WRITTEN EXERCISE: Your task is to locate every line holding the string "koray" and to copy each of them.

ENTRIES SUPPLIED:

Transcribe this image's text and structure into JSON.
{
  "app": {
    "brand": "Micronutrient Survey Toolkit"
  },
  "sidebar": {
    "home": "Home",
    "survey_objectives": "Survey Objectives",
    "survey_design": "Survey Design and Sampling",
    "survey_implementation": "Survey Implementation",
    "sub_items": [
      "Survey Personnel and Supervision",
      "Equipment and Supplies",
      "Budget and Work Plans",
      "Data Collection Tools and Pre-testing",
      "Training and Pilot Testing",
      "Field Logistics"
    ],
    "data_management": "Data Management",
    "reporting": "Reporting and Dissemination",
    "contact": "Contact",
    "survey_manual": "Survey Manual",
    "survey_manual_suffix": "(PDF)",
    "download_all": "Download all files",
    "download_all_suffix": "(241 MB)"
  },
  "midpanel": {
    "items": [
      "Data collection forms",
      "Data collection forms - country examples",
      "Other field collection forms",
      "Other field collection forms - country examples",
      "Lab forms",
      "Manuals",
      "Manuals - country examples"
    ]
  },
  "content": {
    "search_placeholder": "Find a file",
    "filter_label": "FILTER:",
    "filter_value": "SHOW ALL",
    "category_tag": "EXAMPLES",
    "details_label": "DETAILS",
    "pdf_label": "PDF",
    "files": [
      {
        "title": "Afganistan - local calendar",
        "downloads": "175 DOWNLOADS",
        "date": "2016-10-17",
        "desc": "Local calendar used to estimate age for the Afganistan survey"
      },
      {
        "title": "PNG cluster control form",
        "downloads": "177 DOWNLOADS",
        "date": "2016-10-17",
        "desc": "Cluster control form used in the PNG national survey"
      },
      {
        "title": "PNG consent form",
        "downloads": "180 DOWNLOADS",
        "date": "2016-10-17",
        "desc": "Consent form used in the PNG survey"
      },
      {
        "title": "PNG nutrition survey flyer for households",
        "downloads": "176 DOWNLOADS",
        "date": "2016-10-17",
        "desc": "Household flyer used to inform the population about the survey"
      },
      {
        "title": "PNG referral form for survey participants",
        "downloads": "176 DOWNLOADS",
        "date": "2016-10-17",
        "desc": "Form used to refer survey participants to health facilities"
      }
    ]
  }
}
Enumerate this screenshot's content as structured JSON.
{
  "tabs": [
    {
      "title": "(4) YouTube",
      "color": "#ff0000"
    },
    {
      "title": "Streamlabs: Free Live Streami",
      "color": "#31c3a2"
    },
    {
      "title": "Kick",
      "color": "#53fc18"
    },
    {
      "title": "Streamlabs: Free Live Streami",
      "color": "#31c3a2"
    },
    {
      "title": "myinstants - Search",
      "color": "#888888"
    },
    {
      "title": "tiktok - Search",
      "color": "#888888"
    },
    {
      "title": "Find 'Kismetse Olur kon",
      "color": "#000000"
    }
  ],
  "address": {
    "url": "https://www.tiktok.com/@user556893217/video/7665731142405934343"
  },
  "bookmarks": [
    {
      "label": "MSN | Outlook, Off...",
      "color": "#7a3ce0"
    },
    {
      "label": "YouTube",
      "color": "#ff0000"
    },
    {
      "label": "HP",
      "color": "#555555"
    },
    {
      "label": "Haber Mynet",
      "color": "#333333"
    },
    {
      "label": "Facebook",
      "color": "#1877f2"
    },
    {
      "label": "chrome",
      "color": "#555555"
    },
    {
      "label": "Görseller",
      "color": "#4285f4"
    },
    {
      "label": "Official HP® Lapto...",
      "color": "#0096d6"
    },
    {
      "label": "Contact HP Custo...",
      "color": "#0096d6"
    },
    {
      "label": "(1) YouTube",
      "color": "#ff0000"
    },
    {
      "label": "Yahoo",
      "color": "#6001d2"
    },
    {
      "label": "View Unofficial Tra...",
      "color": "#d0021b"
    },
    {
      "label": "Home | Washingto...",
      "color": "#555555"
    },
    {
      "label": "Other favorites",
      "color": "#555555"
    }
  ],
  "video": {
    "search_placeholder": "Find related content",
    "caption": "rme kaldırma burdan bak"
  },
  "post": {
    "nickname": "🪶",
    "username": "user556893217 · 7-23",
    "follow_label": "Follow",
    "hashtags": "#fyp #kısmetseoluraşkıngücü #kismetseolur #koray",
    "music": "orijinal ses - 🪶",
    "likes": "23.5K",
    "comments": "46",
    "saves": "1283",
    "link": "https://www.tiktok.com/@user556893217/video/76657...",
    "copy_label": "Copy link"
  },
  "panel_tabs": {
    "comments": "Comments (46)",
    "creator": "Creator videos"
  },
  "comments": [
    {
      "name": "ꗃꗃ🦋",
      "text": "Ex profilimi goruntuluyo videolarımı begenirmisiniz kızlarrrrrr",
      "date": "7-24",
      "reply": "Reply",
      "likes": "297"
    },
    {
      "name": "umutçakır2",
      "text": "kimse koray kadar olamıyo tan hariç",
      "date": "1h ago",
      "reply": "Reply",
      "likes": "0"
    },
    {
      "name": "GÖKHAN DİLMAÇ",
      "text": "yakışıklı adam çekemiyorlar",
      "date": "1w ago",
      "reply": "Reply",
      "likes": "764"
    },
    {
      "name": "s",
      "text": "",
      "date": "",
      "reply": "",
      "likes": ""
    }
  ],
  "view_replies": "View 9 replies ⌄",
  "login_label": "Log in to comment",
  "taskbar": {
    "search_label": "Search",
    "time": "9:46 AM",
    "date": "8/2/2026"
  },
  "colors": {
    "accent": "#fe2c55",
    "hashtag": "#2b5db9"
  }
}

SOLVED EXERCISE:
    "hashtags": "#fyp #kısmetseoluraşkıngücü #kismetseolur #koray",
      "text": "kimse koray kadar olamıyo tan hariç",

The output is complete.